▶ _Given problem_
Look through the material and copy each line holding "Caribbean".

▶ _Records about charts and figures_
◇ ◇ ◇
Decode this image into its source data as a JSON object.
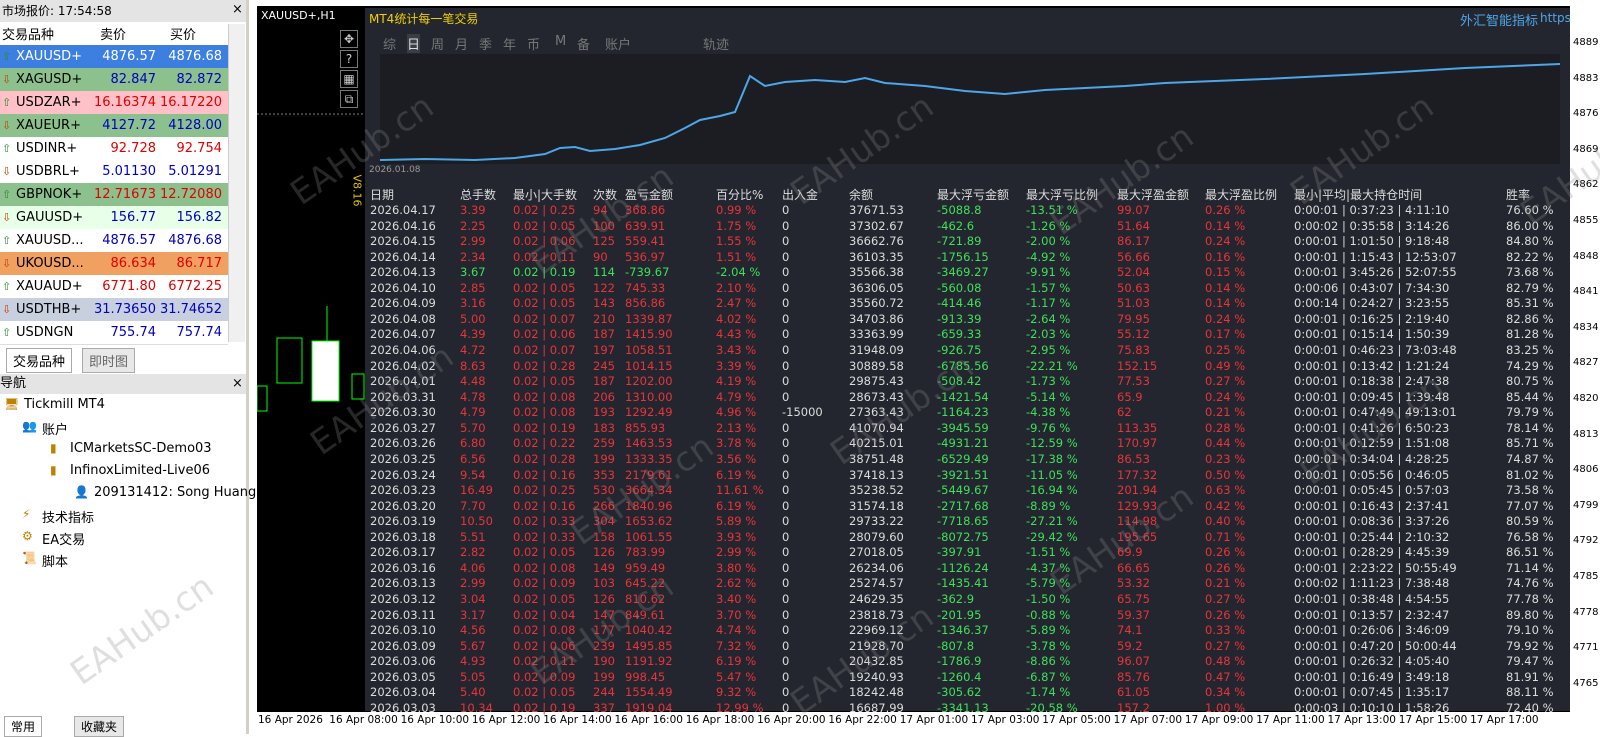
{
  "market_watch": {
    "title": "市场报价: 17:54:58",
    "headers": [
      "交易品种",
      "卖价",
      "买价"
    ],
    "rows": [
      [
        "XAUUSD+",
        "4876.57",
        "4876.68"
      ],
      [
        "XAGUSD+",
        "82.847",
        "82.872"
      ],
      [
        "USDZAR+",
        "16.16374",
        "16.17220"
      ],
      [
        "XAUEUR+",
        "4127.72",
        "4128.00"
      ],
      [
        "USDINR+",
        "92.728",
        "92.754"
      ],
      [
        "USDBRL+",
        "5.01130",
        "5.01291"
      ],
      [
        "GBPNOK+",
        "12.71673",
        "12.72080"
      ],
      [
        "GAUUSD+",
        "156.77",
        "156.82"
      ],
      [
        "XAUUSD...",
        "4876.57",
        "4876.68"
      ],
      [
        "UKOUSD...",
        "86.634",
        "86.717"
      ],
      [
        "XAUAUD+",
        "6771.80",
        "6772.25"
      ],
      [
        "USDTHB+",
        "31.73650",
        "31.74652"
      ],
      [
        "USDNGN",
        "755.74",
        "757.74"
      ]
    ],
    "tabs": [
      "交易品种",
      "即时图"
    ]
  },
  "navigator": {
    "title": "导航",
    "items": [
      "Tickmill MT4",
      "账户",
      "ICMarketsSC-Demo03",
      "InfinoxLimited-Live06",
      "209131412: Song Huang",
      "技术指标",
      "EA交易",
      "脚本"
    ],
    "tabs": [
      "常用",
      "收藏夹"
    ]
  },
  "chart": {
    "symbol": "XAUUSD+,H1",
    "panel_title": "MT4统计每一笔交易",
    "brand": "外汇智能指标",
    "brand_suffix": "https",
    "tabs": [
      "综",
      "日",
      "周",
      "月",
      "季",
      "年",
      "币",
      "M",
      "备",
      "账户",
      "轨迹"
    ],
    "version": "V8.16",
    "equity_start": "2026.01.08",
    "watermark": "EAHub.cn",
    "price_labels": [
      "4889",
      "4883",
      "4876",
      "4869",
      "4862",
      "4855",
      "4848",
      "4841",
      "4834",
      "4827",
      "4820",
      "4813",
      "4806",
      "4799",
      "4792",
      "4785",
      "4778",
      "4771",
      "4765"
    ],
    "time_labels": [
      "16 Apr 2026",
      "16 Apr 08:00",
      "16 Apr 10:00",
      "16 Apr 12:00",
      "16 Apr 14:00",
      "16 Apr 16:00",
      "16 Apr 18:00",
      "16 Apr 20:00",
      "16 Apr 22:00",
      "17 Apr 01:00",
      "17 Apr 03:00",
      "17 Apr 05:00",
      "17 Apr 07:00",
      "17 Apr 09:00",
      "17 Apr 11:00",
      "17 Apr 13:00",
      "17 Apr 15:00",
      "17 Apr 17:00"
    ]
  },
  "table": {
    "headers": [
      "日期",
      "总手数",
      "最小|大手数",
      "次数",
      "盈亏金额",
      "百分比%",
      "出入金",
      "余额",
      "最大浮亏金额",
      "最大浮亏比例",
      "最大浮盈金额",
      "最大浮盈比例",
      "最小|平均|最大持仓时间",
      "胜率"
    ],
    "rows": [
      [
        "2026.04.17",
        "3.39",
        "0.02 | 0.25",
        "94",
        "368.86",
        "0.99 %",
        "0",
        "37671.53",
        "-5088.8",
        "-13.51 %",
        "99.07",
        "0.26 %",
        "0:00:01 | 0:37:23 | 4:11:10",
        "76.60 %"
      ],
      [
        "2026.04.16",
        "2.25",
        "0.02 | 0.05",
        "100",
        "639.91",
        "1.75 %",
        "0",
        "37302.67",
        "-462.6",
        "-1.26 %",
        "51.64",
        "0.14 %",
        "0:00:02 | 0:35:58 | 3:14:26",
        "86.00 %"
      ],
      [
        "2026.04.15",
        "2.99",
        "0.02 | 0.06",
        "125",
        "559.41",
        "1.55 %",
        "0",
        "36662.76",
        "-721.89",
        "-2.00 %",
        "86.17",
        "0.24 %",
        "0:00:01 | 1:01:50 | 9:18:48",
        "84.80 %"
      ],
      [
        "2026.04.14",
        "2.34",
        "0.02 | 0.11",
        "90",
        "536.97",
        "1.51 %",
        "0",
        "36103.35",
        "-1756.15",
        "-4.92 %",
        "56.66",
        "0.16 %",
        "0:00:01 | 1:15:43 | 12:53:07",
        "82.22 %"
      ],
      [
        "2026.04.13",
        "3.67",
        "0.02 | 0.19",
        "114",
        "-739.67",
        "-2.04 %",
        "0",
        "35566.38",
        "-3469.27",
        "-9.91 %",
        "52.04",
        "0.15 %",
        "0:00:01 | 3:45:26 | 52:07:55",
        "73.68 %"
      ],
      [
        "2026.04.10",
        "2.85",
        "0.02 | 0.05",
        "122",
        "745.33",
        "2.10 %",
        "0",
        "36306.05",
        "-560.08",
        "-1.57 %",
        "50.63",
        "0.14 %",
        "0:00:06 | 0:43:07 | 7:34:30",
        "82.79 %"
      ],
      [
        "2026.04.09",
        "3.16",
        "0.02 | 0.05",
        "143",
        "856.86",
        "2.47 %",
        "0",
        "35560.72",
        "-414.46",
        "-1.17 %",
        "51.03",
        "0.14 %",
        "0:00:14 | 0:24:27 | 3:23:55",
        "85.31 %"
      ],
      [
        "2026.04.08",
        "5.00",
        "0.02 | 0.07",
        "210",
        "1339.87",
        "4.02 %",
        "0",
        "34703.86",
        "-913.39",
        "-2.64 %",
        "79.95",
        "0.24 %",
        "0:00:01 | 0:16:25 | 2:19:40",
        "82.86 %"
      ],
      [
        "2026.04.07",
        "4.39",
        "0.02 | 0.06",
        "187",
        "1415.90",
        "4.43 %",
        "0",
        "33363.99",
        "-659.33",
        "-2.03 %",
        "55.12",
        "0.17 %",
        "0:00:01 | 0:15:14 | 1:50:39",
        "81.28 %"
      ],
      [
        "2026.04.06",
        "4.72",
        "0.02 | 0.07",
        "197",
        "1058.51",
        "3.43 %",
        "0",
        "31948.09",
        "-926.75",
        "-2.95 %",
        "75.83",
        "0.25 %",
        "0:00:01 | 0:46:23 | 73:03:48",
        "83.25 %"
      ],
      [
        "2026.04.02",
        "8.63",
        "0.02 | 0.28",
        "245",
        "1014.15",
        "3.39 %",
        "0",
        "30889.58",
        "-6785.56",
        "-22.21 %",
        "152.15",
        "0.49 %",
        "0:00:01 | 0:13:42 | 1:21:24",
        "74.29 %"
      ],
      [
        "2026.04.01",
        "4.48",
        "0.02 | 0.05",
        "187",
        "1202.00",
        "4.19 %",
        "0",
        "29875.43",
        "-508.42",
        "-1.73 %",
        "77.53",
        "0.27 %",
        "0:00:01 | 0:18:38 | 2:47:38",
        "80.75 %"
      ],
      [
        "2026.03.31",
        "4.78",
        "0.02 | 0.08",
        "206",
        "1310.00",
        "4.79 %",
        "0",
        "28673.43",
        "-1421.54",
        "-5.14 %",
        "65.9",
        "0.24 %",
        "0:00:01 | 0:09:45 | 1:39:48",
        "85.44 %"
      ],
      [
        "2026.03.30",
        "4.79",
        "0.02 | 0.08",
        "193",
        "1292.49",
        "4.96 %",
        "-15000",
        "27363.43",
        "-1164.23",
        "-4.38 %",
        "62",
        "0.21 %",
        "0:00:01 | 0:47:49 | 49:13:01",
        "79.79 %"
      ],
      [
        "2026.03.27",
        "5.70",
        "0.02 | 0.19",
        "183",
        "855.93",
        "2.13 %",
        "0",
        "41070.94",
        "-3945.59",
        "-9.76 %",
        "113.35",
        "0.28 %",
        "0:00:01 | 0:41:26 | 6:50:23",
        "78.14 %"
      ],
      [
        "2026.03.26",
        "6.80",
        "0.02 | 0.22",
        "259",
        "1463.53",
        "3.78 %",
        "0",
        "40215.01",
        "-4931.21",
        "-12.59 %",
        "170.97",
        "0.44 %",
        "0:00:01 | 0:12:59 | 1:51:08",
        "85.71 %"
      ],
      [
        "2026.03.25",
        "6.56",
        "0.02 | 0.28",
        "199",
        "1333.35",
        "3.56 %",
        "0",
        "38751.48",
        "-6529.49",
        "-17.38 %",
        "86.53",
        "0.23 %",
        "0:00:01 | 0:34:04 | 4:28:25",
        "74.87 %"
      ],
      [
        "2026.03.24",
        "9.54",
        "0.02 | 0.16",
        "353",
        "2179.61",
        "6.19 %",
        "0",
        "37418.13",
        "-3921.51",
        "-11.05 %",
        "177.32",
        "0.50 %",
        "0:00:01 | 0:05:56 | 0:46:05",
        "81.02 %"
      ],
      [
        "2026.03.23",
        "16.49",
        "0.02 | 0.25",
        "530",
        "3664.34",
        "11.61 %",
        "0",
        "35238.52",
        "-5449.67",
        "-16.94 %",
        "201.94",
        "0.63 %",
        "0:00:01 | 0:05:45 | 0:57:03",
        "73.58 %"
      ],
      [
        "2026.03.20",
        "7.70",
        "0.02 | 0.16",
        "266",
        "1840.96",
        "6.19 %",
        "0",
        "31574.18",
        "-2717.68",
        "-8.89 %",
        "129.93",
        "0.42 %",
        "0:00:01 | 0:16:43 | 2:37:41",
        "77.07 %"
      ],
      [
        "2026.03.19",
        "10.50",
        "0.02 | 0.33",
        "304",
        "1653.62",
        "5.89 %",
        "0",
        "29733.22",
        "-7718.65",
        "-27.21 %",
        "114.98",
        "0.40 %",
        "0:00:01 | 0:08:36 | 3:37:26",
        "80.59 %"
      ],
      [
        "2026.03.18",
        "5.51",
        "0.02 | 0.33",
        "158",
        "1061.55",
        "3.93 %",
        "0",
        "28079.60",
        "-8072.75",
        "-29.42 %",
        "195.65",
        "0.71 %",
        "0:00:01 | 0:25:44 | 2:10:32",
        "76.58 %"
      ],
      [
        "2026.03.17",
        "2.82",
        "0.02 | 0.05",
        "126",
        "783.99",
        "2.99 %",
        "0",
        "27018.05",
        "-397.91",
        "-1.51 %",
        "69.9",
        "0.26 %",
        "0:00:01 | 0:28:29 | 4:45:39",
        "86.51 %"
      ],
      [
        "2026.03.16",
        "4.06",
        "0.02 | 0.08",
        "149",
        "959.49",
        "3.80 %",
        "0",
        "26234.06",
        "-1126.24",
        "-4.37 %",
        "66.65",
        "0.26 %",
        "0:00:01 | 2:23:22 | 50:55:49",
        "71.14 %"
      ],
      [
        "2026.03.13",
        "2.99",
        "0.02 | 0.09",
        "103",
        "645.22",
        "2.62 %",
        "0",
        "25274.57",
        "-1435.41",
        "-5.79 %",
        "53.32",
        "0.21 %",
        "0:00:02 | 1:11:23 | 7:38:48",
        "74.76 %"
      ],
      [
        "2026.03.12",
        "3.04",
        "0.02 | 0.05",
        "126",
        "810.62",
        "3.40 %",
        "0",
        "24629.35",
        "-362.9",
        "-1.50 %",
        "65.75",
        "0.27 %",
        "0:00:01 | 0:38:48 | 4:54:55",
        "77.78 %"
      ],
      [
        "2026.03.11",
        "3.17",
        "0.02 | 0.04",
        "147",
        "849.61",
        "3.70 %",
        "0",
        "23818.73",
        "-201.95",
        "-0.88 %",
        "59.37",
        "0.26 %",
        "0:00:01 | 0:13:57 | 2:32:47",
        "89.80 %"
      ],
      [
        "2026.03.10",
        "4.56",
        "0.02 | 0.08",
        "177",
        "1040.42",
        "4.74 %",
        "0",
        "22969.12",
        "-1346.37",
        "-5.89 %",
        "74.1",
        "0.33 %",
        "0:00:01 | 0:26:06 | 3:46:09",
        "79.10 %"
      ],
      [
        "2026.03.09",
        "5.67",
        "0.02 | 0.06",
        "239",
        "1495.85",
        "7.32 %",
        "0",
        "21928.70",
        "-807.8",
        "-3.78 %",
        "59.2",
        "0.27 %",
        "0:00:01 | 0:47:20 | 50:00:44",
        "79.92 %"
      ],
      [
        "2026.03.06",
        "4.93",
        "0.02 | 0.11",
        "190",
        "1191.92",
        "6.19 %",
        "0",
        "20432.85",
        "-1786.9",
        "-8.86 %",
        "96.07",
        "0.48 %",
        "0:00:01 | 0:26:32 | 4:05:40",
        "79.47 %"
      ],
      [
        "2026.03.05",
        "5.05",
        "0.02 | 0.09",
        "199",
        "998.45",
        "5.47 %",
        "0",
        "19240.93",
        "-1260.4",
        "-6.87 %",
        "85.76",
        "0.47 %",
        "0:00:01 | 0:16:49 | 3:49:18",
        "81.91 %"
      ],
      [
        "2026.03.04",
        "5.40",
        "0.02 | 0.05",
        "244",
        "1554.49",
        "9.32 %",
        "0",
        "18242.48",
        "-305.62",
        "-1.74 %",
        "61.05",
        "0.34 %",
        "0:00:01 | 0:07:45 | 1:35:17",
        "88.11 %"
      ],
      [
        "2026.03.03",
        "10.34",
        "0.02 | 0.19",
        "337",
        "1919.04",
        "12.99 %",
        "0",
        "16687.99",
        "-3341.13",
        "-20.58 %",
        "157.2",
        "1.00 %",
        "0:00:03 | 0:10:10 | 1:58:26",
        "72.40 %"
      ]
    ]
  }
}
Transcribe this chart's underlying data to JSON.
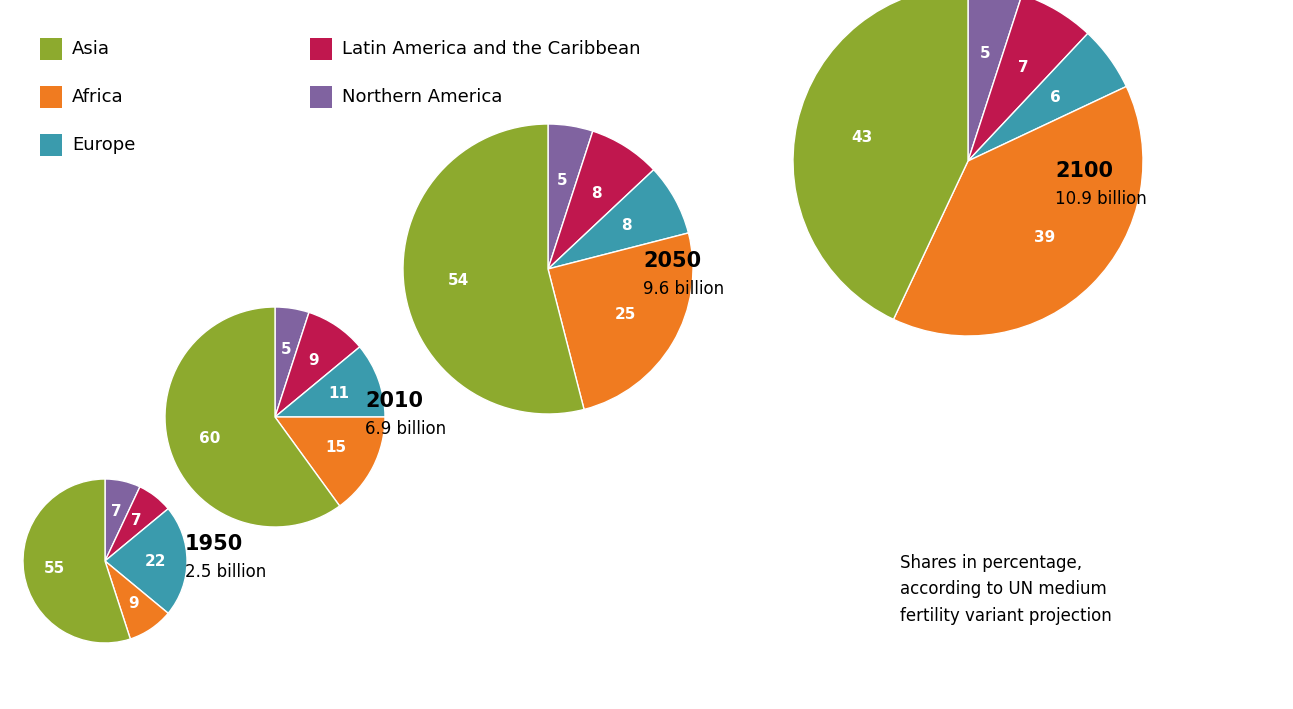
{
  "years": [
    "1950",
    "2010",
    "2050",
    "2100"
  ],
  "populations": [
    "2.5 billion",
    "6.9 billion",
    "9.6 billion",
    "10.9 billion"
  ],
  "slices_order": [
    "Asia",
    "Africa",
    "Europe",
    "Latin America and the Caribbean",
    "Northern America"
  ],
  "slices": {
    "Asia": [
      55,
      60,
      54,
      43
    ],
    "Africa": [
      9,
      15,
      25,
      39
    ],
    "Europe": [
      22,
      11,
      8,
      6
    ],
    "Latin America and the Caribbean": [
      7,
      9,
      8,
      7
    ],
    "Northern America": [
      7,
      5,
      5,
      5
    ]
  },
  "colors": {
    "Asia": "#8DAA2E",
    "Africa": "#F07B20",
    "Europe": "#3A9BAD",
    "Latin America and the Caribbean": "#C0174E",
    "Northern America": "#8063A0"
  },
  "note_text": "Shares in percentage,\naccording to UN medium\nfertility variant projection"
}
◇ ◇ ◇
▶ _Full output_
    "Latin America and the Caribbean",
    "Latin America and the Caribbean": [
    "Latin America and the Caribbean": "#C0174E",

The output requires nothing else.